From the listing that follows, output everything exactly except the pictures.

Dataset excerpt
##############################
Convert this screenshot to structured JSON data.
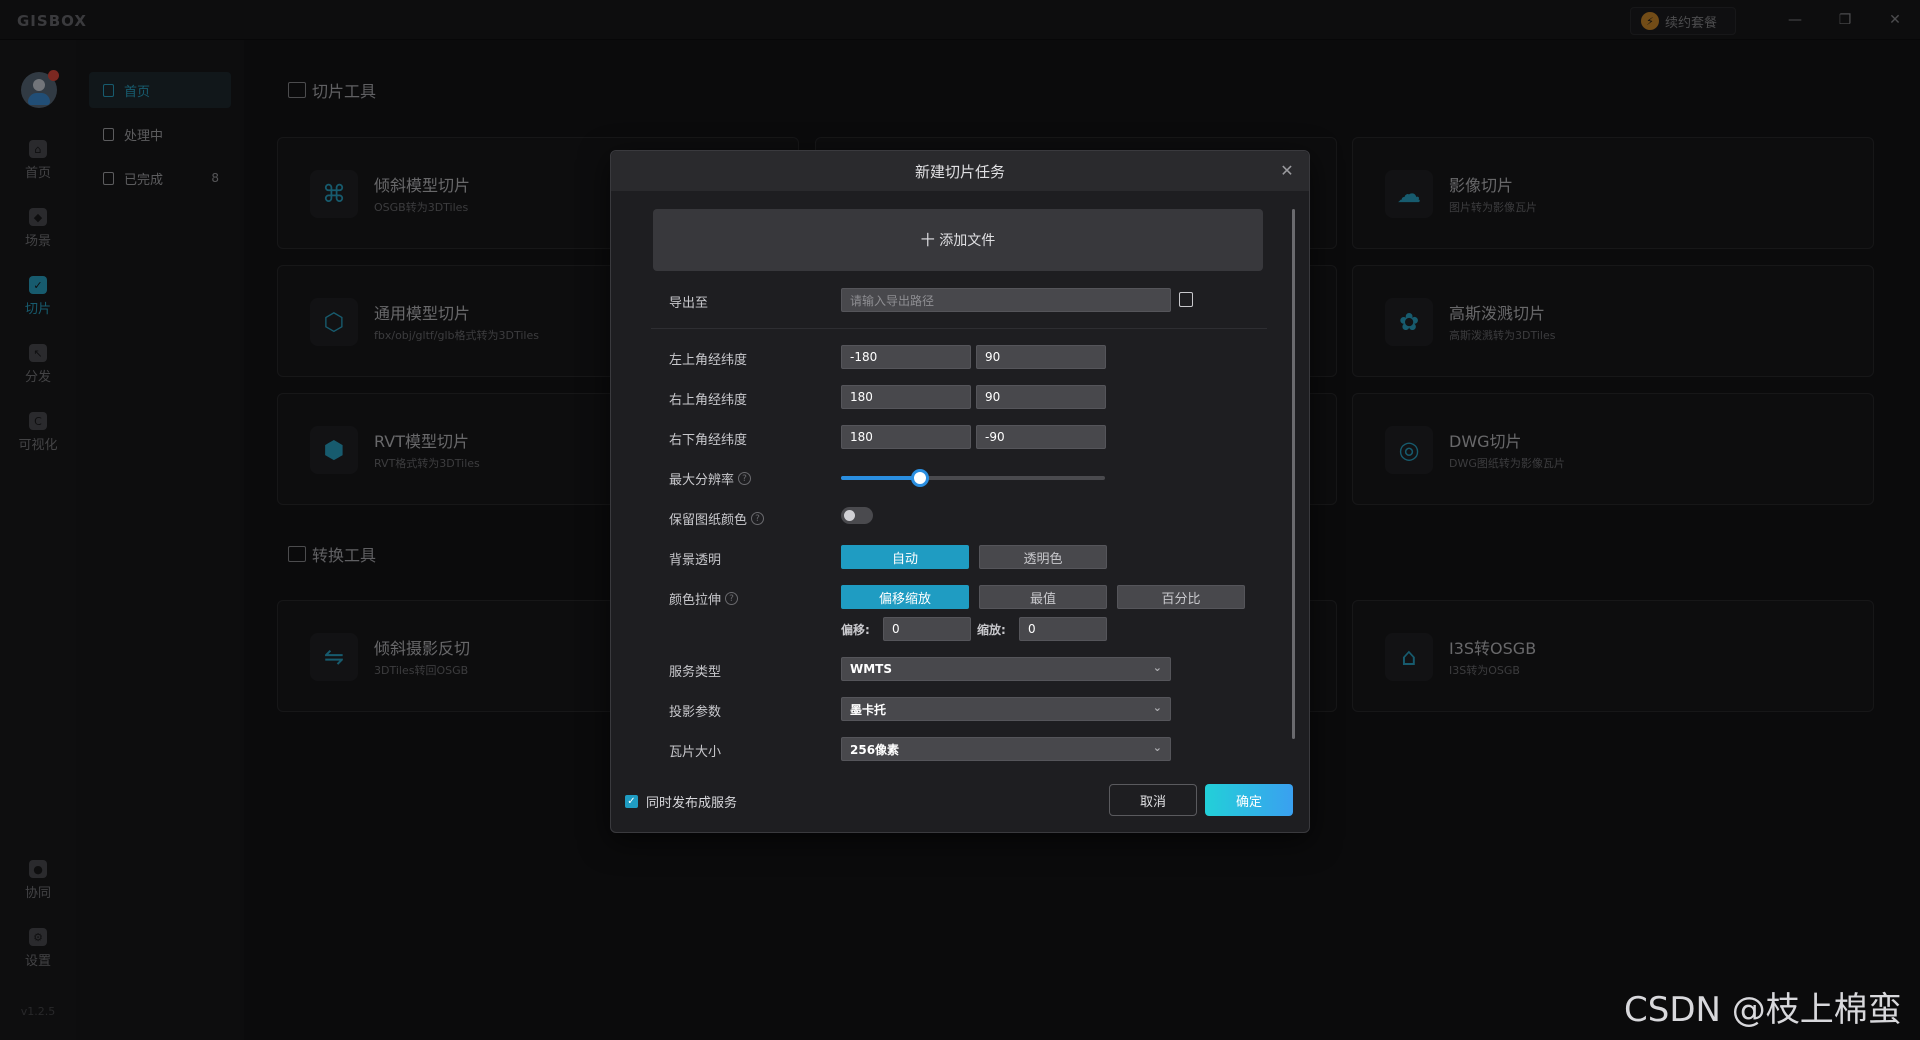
{
  "app": {
    "brand": "GISBOX",
    "renew_label": "续约套餐",
    "version": "v1.2.5"
  },
  "window_controls": {
    "minimize": "—",
    "restore": "❐",
    "close": "✕"
  },
  "rail": [
    {
      "label": "首页",
      "icon": "home-icon"
    },
    {
      "label": "场景",
      "icon": "scene-icon"
    },
    {
      "label": "切片",
      "icon": "slice-icon",
      "active": true
    },
    {
      "label": "分发",
      "icon": "distribute-icon"
    },
    {
      "label": "可视化",
      "icon": "visualize-icon"
    },
    {
      "label": "协同",
      "icon": "collab-icon"
    },
    {
      "label": "设置",
      "icon": "settings-icon"
    }
  ],
  "subnav": [
    {
      "label": "首页",
      "active": true
    },
    {
      "label": "处理中"
    },
    {
      "label": "已完成",
      "count": "8"
    }
  ],
  "sections": {
    "slice_tools": "切片工具",
    "convert_tools": "转换工具"
  },
  "cards": [
    {
      "title": "倾斜模型切片",
      "sub": "OSGB转为3DTiles",
      "icon": "drone-icon"
    },
    {
      "title": "通用模型切片",
      "sub": "fbx/obj/gltf/glb格式转为3DTiles",
      "icon": "cube-icon"
    },
    {
      "title": "RVT模型切片",
      "sub": "RVT格式转为3DTiles",
      "icon": "rvt-cube-icon"
    },
    {
      "title": "影像切片",
      "sub": "图片转为影像瓦片",
      "icon": "image-cloud-icon"
    },
    {
      "title": "高斯泼溅切片",
      "sub": "高斯泼溅转为3DTiles",
      "icon": "gaussian-icon"
    },
    {
      "title": "DWG切片",
      "sub": "DWG图纸转为影像瓦片",
      "icon": "dwg-icon"
    },
    {
      "title": "倾斜摄影反切",
      "sub": "3DTiles转回OSGB",
      "icon": "reverse-icon"
    },
    {
      "title": "I3S转OSGB",
      "sub": "I3S转为OSGB",
      "icon": "i3s-icon"
    }
  ],
  "modal": {
    "title": "新建切片任务",
    "add_file": "十 添加文件",
    "export_label": "导出至",
    "export_placeholder": "请输入导出路径",
    "top_left_label": "左上角经纬度",
    "top_left_lon": "-180",
    "top_left_lat": "90",
    "top_right_label": "右上角经纬度",
    "top_right_lon": "180",
    "top_right_lat": "90",
    "bottom_right_label": "右下角经纬度",
    "bottom_right_lon": "180",
    "bottom_right_lat": "-90",
    "max_res_label": "最大分辨率",
    "max_res_value": 0.3,
    "keep_color_label": "保留图纸颜色",
    "keep_color_on": false,
    "bg_label": "背景透明",
    "bg_options": [
      "自动",
      "透明色"
    ],
    "bg_selected": "自动",
    "stretch_label": "颜色拉伸",
    "stretch_options": [
      "偏移缩放",
      "最值",
      "百分比"
    ],
    "stretch_selected": "偏移缩放",
    "offset_label": "偏移:",
    "offset_value": "0",
    "scale_label": "缩放:",
    "scale_value": "0",
    "service_label": "服务类型",
    "service_value": "WMTS",
    "proj_label": "投影参数",
    "proj_value": "墨卡托",
    "tile_label": "瓦片大小",
    "tile_value": "256像素",
    "publish_label": "同时发布成服务",
    "publish_checked": true,
    "cancel": "取消",
    "ok": "确定"
  },
  "watermark": "CSDN @枝上棉蛮",
  "colors": {
    "accent": "#2aa7c9",
    "ok_gradient_start": "#22d0d8",
    "ok_gradient_end": "#3aa0f0"
  }
}
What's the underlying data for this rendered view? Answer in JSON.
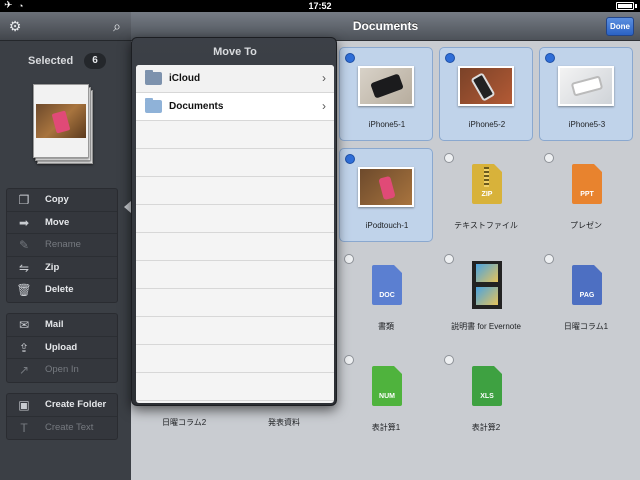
{
  "status_bar": {
    "time": "17:52"
  },
  "sidebar": {
    "selected_label": "Selected",
    "selected_count": "6",
    "actions_group1": [
      {
        "label": "Copy",
        "icon": "copy-icon",
        "glyph": "❐",
        "enabled": true
      },
      {
        "label": "Move",
        "icon": "move-icon",
        "glyph": "➡",
        "enabled": true
      },
      {
        "label": "Rename",
        "icon": "rename-icon",
        "glyph": "✎",
        "enabled": false
      },
      {
        "label": "Zip",
        "icon": "zip-icon",
        "glyph": "⇋",
        "enabled": true
      },
      {
        "label": "Delete",
        "icon": "trash-icon",
        "glyph": "🗑",
        "enabled": true
      }
    ],
    "actions_group2": [
      {
        "label": "Mail",
        "icon": "mail-icon",
        "glyph": "✉",
        "enabled": true
      },
      {
        "label": "Upload",
        "icon": "upload-icon",
        "glyph": "⇪",
        "enabled": true
      },
      {
        "label": "Open In",
        "icon": "open-in-icon",
        "glyph": "↗",
        "enabled": false
      }
    ],
    "actions_group3": [
      {
        "label": "Create Folder",
        "icon": "new-folder-icon",
        "glyph": "▣",
        "enabled": true
      },
      {
        "label": "Create Text",
        "icon": "new-text-icon",
        "glyph": "T",
        "enabled": false
      }
    ]
  },
  "navbar": {
    "title": "Documents",
    "done_label": "Done"
  },
  "popover": {
    "title": "Move To",
    "items": [
      {
        "label": "iCloud"
      },
      {
        "label": "Documents"
      }
    ]
  },
  "files": [
    {
      "name": "iPhone5-1",
      "kind": "photo",
      "selected": true
    },
    {
      "name": "iPhone5-2",
      "kind": "photo",
      "selected": true
    },
    {
      "name": "iPhone5-3",
      "kind": "photo",
      "selected": true
    },
    {
      "name": "iPodtouch-1",
      "kind": "photo",
      "selected": true
    },
    {
      "name": "テキストファイル",
      "kind": "zip",
      "tag": "ZIP",
      "selected": false
    },
    {
      "name": "プレゼン",
      "kind": "ppt",
      "tag": "PPT",
      "selected": false
    },
    {
      "name": "書類",
      "kind": "doc",
      "tag": "DOC",
      "selected": false
    },
    {
      "name": "説明書 for Evernote",
      "kind": "video",
      "selected": false
    },
    {
      "name": "日曜コラム1",
      "kind": "pages",
      "tag": "PAG",
      "selected": false
    },
    {
      "name": "表計算1",
      "kind": "numbers",
      "tag": "NUM",
      "selected": false
    },
    {
      "name": "表計算2",
      "kind": "excel",
      "tag": "XLS",
      "selected": false
    }
  ],
  "hidden_under_popover_labels": [
    "日曜コラム2",
    "発表資料"
  ],
  "colors": {
    "selection_fill": "#c0d3ea",
    "accent_blue": "#2f6ed8",
    "sidebar_bg": "#3b3f45"
  }
}
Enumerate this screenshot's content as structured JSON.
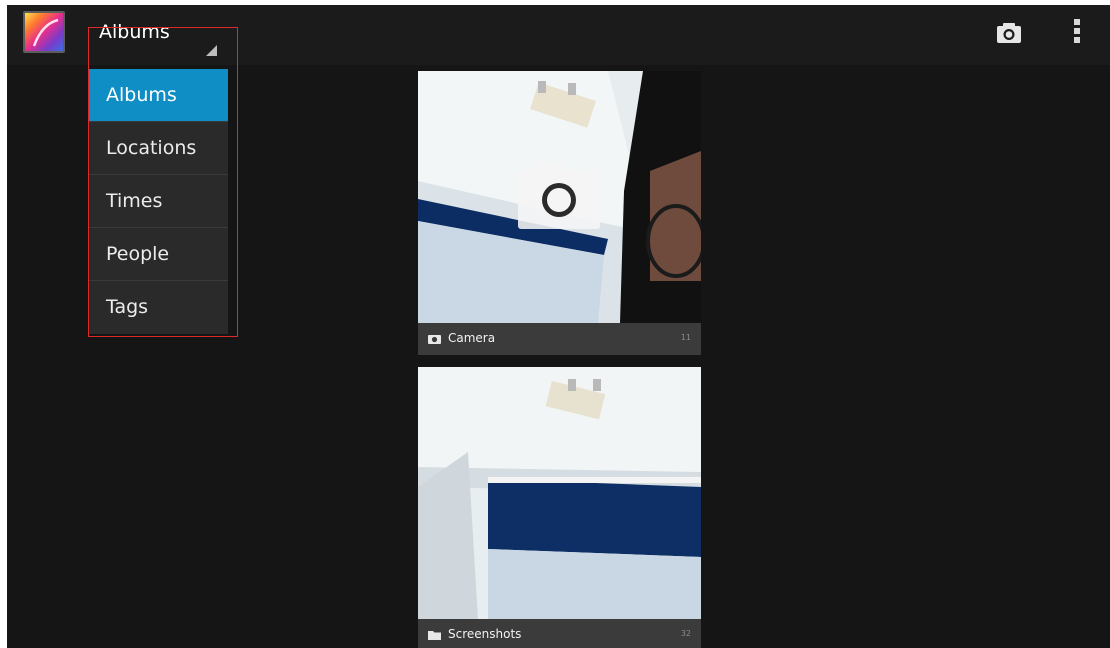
##############################
RESULT FOR THIS EXERCISE:
Convert this screenshot to structured JSON data.
{
  "app": {
    "brand": "GISBOX",
    "renew_label": "续约套餐",
    "version": "v1.2.5"
  },
  "window_controls": {
    "minimize": "—",
    "restore": "❐",
    "close": "✕"
  },
  "rail": [
    {
      "label": "首页",
      "icon": "home-icon"
    },
    {
      "label": "场景",
      "icon": "scene-icon"
    },
    {
      "label": "切片",
      "icon": "slice-icon",
      "active": true
    },
    {
      "label": "分发",
      "icon": "distribute-icon"
    },
    {
      "label": "可视化",
      "icon": "visualize-icon"
    },
    {
      "label": "协同",
      "icon": "collab-icon"
    },
    {
      "label": "设置",
      "icon": "settings-icon"
    }
  ],
  "subnav": [
    {
      "label": "首页",
      "active": true
    },
    {
      "label": "处理中"
    },
    {
      "label": "已完成",
      "count": "8"
    }
  ],
  "sections": {
    "slice_tools": "切片工具",
    "convert_tools": "转换工具"
  },
  "cards": [
    {
      "title": "倾斜模型切片",
      "sub": "OSGB转为3DTiles",
      "icon": "drone-icon"
    },
    {
      "title": "通用模型切片",
      "sub": "fbx/obj/gltf/glb格式转为3DTiles",
      "icon": "cube-icon"
    },
    {
      "title": "RVT模型切片",
      "sub": "RVT格式转为3DTiles",
      "icon": "rvt-cube-icon"
    },
    {
      "title": "影像切片",
      "sub": "图片转为影像瓦片",
      "icon": "image-cloud-icon"
    },
    {
      "title": "高斯泼溅切片",
      "sub": "高斯泼溅转为3DTiles",
      "icon": "gaussian-icon"
    },
    {
      "title": "DWG切片",
      "sub": "DWG图纸转为影像瓦片",
      "icon": "dwg-icon"
    },
    {
      "title": "倾斜摄影反切",
      "sub": "3DTiles转回OSGB",
      "icon": "reverse-icon"
    },
    {
      "title": "I3S转OSGB",
      "sub": "I3S转为OSGB",
      "icon": "i3s-icon"
    }
  ],
  "modal": {
    "title": "新建切片任务",
    "add_file": "十 添加文件",
    "export_label": "导出至",
    "export_placeholder": "请输入导出路径",
    "top_left_label": "左上角经纬度",
    "top_left_lon": "-180",
    "top_left_lat": "90",
    "top_right_label": "右上角经纬度",
    "top_right_lon": "180",
    "top_right_lat": "90",
    "bottom_right_label": "右下角经纬度",
    "bottom_right_lon": "180",
    "bottom_right_lat": "-90",
    "max_res_label": "最大分辨率",
    "max_res_value": 0.3,
    "keep_color_label": "保留图纸颜色",
    "keep_color_on": false,
    "bg_label": "背景透明",
    "bg_options": [
      "自动",
      "透明色"
    ],
    "bg_selected": "自动",
    "stretch_label": "颜色拉伸",
    "stretch_options": [
      "偏移缩放",
      "最值",
      "百分比"
    ],
    "stretch_selected": "偏移缩放",
    "offset_label": "偏移:",
    "offset_value": "0",
    "scale_label": "缩放:",
    "scale_value": "0",
    "service_label": "服务类型",
    "service_value": "WMTS",
    "proj_label": "投影参数",
    "proj_value": "墨卡托",
    "tile_label": "瓦片大小",
    "tile_value": "256像素",
    "publish_label": "同时发布成服务",
    "publish_checked": true,
    "cancel": "取消",
    "ok": "确定"
  },
  "watermark": "CSDN @枝上棉蛮",
  "colors": {
    "accent": "#2aa7c9",
    "ok_gradient_start": "#22d0d8",
    "ok_gradient_end": "#3aa0f0"
  }
}
What's the underlying data for this rendered view? Answer in JSON.
{
  "status_bar": {
    "time": "17:52"
  },
  "sidebar": {
    "selected_label": "Selected",
    "selected_count": "6",
    "actions_group1": [
      {
        "label": "Copy",
        "icon": "copy-icon",
        "glyph": "❐",
        "enabled": true
      },
      {
        "label": "Move",
        "icon": "move-icon",
        "glyph": "➡",
        "enabled": true
      },
      {
        "label": "Rename",
        "icon": "rename-icon",
        "glyph": "✎",
        "enabled": false
      },
      {
        "label": "Zip",
        "icon": "zip-icon",
        "glyph": "⇋",
        "enabled": true
      },
      {
        "label": "Delete",
        "icon": "trash-icon",
        "glyph": "🗑",
        "enabled": true
      }
    ],
    "actions_group2": [
      {
        "label": "Mail",
        "icon": "mail-icon",
        "glyph": "✉",
        "enabled": true
      },
      {
        "label": "Upload",
        "icon": "upload-icon",
        "glyph": "⇪",
        "enabled": true
      },
      {
        "label": "Open In",
        "icon": "open-in-icon",
        "glyph": "↗",
        "enabled": false
      }
    ],
    "actions_group3": [
      {
        "label": "Create Folder",
        "icon": "new-folder-icon",
        "glyph": "▣",
        "enabled": true
      },
      {
        "label": "Create Text",
        "icon": "new-text-icon",
        "glyph": "T",
        "enabled": false
      }
    ]
  },
  "navbar": {
    "title": "Documents",
    "done_label": "Done"
  },
  "popover": {
    "title": "Move To",
    "items": [
      {
        "label": "iCloud"
      },
      {
        "label": "Documents"
      }
    ]
  },
  "files": [
    {
      "name": "iPhone5-1",
      "kind": "photo",
      "selected": true
    },
    {
      "name": "iPhone5-2",
      "kind": "photo",
      "selected": true
    },
    {
      "name": "iPhone5-3",
      "kind": "photo",
      "selected": true
    },
    {
      "name": "iPodtouch-1",
      "kind": "photo",
      "selected": true
    },
    {
      "name": "テキストファイル",
      "kind": "zip",
      "tag": "ZIP",
      "selected": false
    },
    {
      "name": "プレゼン",
      "kind": "ppt",
      "tag": "PPT",
      "selected": false
    },
    {
      "name": "書類",
      "kind": "doc",
      "tag": "DOC",
      "selected": false
    },
    {
      "name": "説明書 for Evernote",
      "kind": "video",
      "selected": false
    },
    {
      "name": "日曜コラム1",
      "kind": "pages",
      "tag": "PAG",
      "selected": false
    },
    {
      "name": "表計算1",
      "kind": "numbers",
      "tag": "NUM",
      "selected": false
    },
    {
      "name": "表計算2",
      "kind": "excel",
      "tag": "XLS",
      "selected": false
    }
  ],
  "hidden_under_popover_labels": [
    "日曜コラム2",
    "発表資料"
  ],
  "colors": {
    "selection_fill": "#c0d3ea",
    "accent_blue": "#2f6ed8",
    "sidebar_bg": "#3b3f45"
  }
}
Enumerate this screenshot's content as structured JSON.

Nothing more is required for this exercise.